Copy every one of the entries below word for word, leaving nothing out.

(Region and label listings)
----

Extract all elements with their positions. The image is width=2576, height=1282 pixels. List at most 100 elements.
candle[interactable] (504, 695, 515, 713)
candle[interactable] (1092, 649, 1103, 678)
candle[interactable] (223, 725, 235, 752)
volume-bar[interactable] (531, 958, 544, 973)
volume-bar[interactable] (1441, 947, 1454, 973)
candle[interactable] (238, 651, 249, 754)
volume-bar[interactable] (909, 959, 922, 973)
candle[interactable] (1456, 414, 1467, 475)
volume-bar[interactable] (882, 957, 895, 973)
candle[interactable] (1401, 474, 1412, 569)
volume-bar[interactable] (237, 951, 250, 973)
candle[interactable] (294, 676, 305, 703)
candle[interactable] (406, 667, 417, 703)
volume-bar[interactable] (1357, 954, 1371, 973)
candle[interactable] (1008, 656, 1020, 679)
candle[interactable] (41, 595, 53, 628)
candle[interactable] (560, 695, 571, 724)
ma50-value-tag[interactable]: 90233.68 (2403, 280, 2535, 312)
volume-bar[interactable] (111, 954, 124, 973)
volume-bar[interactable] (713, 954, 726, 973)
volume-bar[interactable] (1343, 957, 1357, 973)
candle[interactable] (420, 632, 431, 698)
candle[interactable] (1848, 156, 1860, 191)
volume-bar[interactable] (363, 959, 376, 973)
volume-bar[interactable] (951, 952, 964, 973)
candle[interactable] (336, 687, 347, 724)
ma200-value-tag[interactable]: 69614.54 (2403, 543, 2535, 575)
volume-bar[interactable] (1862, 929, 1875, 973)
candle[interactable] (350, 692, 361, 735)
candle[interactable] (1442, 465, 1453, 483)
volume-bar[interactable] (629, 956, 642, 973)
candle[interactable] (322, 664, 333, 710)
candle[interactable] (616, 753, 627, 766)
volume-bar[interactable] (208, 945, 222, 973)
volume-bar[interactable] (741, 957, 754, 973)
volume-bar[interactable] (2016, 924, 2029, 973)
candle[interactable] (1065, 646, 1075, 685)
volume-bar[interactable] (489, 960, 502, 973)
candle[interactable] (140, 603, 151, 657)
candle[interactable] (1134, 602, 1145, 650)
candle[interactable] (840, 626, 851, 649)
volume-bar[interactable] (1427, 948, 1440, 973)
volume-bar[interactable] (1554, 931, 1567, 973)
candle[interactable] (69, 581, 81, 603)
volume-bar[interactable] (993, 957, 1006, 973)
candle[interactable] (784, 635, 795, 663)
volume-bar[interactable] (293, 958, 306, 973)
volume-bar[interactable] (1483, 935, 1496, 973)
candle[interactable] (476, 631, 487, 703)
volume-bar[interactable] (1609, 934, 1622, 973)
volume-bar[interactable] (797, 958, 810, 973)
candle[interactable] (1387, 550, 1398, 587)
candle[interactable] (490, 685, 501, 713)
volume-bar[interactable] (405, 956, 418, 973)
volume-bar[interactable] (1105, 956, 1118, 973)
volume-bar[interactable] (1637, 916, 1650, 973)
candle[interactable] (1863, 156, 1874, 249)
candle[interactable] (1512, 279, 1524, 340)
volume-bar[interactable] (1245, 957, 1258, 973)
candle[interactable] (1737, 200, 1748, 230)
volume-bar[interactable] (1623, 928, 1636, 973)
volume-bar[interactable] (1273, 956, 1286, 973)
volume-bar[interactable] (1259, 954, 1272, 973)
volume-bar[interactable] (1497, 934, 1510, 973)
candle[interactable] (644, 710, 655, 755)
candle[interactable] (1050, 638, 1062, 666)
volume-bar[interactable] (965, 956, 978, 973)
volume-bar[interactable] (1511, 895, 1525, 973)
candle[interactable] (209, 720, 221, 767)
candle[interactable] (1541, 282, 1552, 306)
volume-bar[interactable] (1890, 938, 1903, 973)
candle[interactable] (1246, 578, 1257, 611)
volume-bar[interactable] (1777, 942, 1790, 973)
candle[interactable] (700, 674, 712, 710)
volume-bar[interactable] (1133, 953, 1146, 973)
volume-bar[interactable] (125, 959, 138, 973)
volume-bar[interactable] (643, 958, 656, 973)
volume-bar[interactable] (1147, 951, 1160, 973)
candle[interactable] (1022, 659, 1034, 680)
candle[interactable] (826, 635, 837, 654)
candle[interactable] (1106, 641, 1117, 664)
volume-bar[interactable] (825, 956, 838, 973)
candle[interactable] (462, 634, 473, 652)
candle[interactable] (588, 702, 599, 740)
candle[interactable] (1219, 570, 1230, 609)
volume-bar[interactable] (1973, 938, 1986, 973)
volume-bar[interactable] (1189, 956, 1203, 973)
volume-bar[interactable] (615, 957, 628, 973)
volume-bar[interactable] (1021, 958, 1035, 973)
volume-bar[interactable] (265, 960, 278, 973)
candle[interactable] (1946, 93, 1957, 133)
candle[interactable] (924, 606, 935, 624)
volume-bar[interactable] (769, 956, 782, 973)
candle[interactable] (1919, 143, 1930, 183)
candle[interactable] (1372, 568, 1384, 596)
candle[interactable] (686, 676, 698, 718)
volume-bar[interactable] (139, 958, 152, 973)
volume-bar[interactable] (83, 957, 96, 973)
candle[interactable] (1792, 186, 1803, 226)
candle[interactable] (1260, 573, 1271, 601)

----

» Solution below
Extract all elements with their positions. The image is width=2576, height=1282 pixels. List at most 100 elements.
candle[interactable] (504, 695, 515, 713)
candle[interactable] (1092, 649, 1103, 678)
candle[interactable] (223, 725, 235, 752)
volume-bar[interactable] (531, 958, 544, 973)
volume-bar[interactable] (1441, 947, 1454, 973)
candle[interactable] (238, 651, 249, 754)
volume-bar[interactable] (909, 959, 922, 973)
candle[interactable] (1456, 414, 1467, 475)
volume-bar[interactable] (882, 957, 895, 973)
candle[interactable] (1401, 474, 1412, 569)
volume-bar[interactable] (237, 951, 250, 973)
candle[interactable] (294, 676, 305, 703)
candle[interactable] (406, 667, 417, 703)
volume-bar[interactable] (1357, 954, 1371, 973)
candle[interactable] (1008, 656, 1020, 679)
candle[interactable] (41, 595, 53, 628)
candle[interactable] (560, 695, 571, 724)
ma50-value-tag[interactable]: 90233.68 (2403, 280, 2535, 312)
volume-bar[interactable] (111, 954, 124, 973)
volume-bar[interactable] (713, 954, 726, 973)
volume-bar[interactable] (1343, 957, 1357, 973)
candle[interactable] (420, 632, 431, 698)
candle[interactable] (1848, 156, 1860, 191)
volume-bar[interactable] (363, 959, 376, 973)
volume-bar[interactable] (951, 952, 964, 973)
candle[interactable] (336, 687, 347, 724)
ma200-value-tag[interactable]: 69614.54 (2403, 543, 2535, 575)
volume-bar[interactable] (1862, 929, 1875, 973)
candle[interactable] (350, 692, 361, 735)
candle[interactable] (1442, 465, 1453, 483)
volume-bar[interactable] (629, 956, 642, 973)
candle[interactable] (322, 664, 333, 710)
candle[interactable] (616, 753, 627, 766)
volume-bar[interactable] (208, 945, 222, 973)
volume-bar[interactable] (741, 957, 754, 973)
volume-bar[interactable] (2016, 924, 2029, 973)
candle[interactable] (1065, 646, 1075, 685)
volume-bar[interactable] (489, 960, 502, 973)
candle[interactable] (140, 603, 151, 657)
candle[interactable] (1134, 602, 1145, 650)
candle[interactable] (840, 626, 851, 649)
volume-bar[interactable] (1427, 948, 1440, 973)
volume-bar[interactable] (1554, 931, 1567, 973)
candle[interactable] (69, 581, 81, 603)
volume-bar[interactable] (993, 957, 1006, 973)
candle[interactable] (784, 635, 795, 663)
volume-bar[interactable] (293, 958, 306, 973)
volume-bar[interactable] (1483, 935, 1496, 973)
candle[interactable] (476, 631, 487, 703)
volume-bar[interactable] (1609, 934, 1622, 973)
volume-bar[interactable] (797, 958, 810, 973)
candle[interactable] (1387, 550, 1398, 587)
candle[interactable] (490, 685, 501, 713)
volume-bar[interactable] (405, 956, 418, 973)
volume-bar[interactable] (1105, 956, 1118, 973)
volume-bar[interactable] (1637, 916, 1650, 973)
candle[interactable] (1863, 156, 1874, 249)
candle[interactable] (1512, 279, 1524, 340)
volume-bar[interactable] (1245, 957, 1258, 973)
candle[interactable] (1737, 200, 1748, 230)
volume-bar[interactable] (1623, 928, 1636, 973)
volume-bar[interactable] (1273, 956, 1286, 973)
volume-bar[interactable] (1259, 954, 1272, 973)
volume-bar[interactable] (1497, 934, 1510, 973)
candle[interactable] (644, 710, 655, 755)
candle[interactable] (1050, 638, 1062, 666)
volume-bar[interactable] (965, 956, 978, 973)
volume-bar[interactable] (1511, 895, 1525, 973)
candle[interactable] (209, 720, 221, 767)
candle[interactable] (1541, 282, 1552, 306)
volume-bar[interactable] (1890, 938, 1903, 973)
candle[interactable] (1246, 578, 1257, 611)
volume-bar[interactable] (1777, 942, 1790, 973)
candle[interactable] (700, 674, 712, 710)
volume-bar[interactable] (1133, 953, 1146, 973)
volume-bar[interactable] (125, 959, 138, 973)
volume-bar[interactable] (643, 958, 656, 973)
volume-bar[interactable] (1147, 951, 1160, 973)
candle[interactable] (1022, 659, 1034, 680)
candle[interactable] (826, 635, 837, 654)
candle[interactable] (1106, 641, 1117, 664)
volume-bar[interactable] (825, 956, 838, 973)
candle[interactable] (462, 634, 473, 652)
candle[interactable] (588, 702, 599, 740)
candle[interactable] (1219, 570, 1230, 609)
volume-bar[interactable] (1973, 938, 1986, 973)
volume-bar[interactable] (1189, 956, 1203, 973)
volume-bar[interactable] (615, 957, 628, 973)
volume-bar[interactable] (1021, 958, 1035, 973)
volume-bar[interactable] (265, 960, 278, 973)
candle[interactable] (1946, 93, 1957, 133)
candle[interactable] (924, 606, 935, 624)
volume-bar[interactable] (769, 956, 782, 973)
candle[interactable] (1919, 143, 1930, 183)
candle[interactable] (1372, 568, 1384, 596)
candle[interactable] (686, 676, 698, 718)
volume-bar[interactable] (139, 958, 152, 973)
volume-bar[interactable] (83, 957, 96, 973)
candle[interactable] (1792, 186, 1803, 226)
candle[interactable] (1260, 573, 1271, 601)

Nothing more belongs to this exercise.